(GOAL OF THE EXERCISE) Look for the string "бываютъ" and copy every line that has it.

(DATA ENTRIES)
'''

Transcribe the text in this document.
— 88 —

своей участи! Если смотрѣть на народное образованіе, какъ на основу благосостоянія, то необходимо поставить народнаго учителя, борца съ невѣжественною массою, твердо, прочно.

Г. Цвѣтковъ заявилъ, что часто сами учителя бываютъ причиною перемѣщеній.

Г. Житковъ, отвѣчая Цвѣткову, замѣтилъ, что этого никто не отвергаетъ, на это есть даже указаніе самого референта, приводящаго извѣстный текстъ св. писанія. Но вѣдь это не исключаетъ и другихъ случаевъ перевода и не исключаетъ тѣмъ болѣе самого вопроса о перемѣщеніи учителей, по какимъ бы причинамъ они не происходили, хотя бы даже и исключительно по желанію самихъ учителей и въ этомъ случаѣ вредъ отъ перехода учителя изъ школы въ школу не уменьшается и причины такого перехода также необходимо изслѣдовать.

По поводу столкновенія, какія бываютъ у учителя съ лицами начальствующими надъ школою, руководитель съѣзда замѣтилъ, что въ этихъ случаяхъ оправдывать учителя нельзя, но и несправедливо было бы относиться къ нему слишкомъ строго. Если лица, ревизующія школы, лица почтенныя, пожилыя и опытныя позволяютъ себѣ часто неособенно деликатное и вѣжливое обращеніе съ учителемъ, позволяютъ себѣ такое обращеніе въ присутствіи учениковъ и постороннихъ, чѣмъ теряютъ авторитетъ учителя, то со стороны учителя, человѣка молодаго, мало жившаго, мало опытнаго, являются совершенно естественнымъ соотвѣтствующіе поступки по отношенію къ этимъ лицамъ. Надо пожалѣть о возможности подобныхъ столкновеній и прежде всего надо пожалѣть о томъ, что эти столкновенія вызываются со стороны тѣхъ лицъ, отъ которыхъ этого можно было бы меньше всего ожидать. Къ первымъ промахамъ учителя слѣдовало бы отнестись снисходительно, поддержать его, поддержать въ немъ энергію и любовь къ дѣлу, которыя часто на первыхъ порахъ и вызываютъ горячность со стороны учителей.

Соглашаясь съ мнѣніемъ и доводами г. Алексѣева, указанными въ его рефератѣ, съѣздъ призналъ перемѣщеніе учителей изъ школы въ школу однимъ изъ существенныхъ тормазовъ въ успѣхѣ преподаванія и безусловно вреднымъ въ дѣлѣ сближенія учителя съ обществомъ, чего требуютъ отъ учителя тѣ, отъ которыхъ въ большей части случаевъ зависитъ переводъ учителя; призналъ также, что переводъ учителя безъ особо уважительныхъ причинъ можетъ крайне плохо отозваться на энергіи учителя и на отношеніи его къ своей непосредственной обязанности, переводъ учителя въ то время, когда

'''

(ANSWER TO THIS TASK)
Г. Цвѣтковъ заявилъ, что часто сами учителя бываютъ причиною перемѣщеній.
По поводу столкновенія, какія бываютъ у учителя съ лицами начальствующими надъ школою, руководитель съѣзда замѣтилъ, что въ этихъ случаяхъ оправдывать учителя нельзя, но и несправедливо было бы относиться къ нему слишкомъ строго. Если лица, ревизующія школы, лица почтенныя, пожилыя и опытныя позволяютъ себѣ часто неособенно деликатное и вѣжливое обращеніе съ учителемъ, позволяютъ себѣ такое обращеніе въ присутствіи учениковъ и постороннихъ, чѣмъ теряютъ авторитетъ учителя, то со стороны учителя, человѣка молодаго, мало жившаго, мало опытнаго, являются совершенно естественнымъ соотвѣтствующіе поступки по отношенію къ этимъ лицамъ. Надо пожалѣть о возможности подобныхъ столкновеній и прежде всего надо пожалѣть о томъ, что эти столкновенія вызываются со стороны тѣхъ лицъ, отъ которыхъ этого можно было бы меньше всего ожидать. Къ первымъ промахамъ учителя слѣдовало бы отнестись снисходительно, поддержать его, поддержать въ немъ энергію и любовь къ дѣлу, которыя часто на первыхъ порахъ и вызываютъ горячность со стороны учителей.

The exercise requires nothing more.